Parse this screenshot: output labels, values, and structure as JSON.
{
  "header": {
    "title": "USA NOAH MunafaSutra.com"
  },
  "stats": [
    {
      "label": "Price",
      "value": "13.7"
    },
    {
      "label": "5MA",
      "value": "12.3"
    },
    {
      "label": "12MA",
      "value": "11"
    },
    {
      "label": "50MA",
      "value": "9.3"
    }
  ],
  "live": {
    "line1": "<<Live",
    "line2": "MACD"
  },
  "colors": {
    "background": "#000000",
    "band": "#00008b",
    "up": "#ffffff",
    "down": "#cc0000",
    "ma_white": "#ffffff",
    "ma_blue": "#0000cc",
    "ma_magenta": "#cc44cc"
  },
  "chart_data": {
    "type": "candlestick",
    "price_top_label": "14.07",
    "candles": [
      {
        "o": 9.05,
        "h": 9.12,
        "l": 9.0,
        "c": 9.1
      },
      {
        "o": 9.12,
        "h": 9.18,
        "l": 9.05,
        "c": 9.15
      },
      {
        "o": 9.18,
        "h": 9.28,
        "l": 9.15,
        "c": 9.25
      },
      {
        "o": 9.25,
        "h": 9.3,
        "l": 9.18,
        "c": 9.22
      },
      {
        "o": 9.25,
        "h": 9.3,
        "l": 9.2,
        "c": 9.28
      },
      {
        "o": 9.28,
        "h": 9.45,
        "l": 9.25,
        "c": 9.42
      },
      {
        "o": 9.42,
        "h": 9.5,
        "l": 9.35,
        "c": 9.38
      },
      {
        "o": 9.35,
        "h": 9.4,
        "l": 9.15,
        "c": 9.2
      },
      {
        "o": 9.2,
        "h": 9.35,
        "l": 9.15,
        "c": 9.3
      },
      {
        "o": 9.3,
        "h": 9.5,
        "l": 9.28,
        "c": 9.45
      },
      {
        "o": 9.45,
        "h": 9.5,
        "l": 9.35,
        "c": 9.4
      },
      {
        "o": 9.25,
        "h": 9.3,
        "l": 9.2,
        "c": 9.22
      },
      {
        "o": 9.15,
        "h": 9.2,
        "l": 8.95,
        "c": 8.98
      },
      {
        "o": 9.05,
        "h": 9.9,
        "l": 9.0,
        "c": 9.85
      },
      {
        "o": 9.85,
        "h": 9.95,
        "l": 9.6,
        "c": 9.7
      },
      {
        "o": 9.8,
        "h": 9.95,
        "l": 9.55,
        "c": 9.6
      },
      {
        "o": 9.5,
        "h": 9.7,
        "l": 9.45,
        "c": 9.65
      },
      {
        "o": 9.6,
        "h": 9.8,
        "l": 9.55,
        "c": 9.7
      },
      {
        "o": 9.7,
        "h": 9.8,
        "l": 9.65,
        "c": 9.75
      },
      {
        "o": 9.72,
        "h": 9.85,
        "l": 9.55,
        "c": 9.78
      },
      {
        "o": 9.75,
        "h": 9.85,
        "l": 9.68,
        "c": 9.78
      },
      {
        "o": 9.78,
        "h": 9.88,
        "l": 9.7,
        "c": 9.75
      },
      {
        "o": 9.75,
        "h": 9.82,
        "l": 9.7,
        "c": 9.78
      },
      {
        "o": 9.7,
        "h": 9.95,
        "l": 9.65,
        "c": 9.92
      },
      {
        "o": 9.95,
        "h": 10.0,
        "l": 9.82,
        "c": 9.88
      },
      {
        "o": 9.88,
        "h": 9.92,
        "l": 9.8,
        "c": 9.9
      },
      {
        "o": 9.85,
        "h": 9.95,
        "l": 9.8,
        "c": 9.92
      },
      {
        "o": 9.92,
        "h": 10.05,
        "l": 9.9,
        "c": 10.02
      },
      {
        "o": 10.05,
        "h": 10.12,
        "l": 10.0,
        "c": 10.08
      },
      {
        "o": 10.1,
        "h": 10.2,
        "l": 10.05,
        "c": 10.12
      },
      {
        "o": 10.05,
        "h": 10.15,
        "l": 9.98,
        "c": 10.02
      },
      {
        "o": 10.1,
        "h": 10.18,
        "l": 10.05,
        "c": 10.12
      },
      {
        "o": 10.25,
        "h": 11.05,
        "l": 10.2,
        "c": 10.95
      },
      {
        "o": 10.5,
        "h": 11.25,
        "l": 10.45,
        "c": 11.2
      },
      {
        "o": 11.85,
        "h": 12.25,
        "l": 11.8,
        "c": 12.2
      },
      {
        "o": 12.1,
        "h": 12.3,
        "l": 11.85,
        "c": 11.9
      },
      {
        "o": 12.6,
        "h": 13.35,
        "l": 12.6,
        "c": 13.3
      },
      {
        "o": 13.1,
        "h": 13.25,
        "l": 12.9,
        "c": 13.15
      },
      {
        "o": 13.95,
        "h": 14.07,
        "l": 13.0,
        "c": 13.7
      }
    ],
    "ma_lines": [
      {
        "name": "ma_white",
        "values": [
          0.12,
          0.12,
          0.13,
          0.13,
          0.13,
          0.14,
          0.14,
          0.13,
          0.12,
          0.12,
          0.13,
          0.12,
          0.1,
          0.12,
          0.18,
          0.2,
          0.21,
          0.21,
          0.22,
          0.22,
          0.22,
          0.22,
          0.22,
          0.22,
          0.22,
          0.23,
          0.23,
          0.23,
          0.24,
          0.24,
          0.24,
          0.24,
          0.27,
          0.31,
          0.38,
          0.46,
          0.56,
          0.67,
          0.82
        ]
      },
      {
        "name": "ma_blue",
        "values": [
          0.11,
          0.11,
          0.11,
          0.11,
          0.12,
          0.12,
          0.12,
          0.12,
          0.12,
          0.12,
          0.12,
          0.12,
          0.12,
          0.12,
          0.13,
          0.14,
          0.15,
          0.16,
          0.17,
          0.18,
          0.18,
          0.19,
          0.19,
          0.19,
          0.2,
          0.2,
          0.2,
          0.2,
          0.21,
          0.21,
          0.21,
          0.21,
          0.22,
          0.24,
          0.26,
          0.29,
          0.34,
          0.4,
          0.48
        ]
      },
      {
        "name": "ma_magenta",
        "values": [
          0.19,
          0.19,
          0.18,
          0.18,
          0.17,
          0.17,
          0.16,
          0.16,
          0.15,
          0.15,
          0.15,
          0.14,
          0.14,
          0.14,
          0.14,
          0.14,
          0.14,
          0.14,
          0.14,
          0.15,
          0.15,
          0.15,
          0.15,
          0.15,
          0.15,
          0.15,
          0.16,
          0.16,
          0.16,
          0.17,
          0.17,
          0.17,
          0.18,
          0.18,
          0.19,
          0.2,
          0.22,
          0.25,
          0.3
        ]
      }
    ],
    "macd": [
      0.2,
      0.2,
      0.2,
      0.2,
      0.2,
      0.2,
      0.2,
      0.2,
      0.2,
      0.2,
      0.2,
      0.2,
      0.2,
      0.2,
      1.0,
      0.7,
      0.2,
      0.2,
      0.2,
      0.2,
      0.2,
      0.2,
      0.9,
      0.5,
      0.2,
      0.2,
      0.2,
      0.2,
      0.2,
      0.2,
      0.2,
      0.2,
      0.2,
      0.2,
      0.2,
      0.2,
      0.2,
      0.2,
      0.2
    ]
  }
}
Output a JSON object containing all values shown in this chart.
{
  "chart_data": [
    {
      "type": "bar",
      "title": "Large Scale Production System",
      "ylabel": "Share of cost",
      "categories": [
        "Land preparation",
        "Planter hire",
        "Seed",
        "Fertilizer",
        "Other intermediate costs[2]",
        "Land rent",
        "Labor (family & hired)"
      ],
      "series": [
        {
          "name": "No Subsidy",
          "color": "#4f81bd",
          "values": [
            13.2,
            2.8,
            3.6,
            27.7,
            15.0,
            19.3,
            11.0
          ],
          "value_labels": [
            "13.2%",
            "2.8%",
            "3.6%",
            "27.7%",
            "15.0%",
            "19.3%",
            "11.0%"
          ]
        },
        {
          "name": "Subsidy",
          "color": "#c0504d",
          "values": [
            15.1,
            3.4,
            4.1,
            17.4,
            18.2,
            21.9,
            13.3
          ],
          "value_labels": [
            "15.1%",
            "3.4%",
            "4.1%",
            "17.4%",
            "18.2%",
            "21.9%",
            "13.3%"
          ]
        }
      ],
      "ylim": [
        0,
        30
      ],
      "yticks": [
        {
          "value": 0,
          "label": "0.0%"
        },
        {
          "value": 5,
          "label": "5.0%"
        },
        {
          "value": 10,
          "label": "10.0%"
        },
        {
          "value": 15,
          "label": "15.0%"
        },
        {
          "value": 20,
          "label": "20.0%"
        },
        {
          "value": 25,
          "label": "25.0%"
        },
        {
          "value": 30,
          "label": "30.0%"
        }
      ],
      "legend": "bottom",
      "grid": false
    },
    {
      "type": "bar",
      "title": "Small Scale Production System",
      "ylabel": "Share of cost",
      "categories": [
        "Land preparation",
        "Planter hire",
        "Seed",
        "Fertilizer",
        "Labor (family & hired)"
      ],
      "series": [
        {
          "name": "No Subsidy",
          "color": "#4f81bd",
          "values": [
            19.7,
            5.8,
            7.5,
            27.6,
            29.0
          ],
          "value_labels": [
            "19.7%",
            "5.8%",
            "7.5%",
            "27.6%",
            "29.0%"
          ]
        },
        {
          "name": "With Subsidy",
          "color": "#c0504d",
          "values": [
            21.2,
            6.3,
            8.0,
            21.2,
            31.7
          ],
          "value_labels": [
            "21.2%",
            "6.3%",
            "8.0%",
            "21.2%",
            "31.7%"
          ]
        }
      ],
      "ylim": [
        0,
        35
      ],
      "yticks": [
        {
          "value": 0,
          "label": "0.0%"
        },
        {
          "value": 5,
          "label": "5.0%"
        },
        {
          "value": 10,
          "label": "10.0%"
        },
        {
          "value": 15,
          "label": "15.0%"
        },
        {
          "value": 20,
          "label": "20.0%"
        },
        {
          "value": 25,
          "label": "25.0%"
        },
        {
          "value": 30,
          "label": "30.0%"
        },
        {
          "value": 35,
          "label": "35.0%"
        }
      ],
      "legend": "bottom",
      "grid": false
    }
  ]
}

------------

Looking at the material above, count the lines that hold "Subsidy" and give the total alone.

▸ **ANSWER TO THIS EXERCISE**
4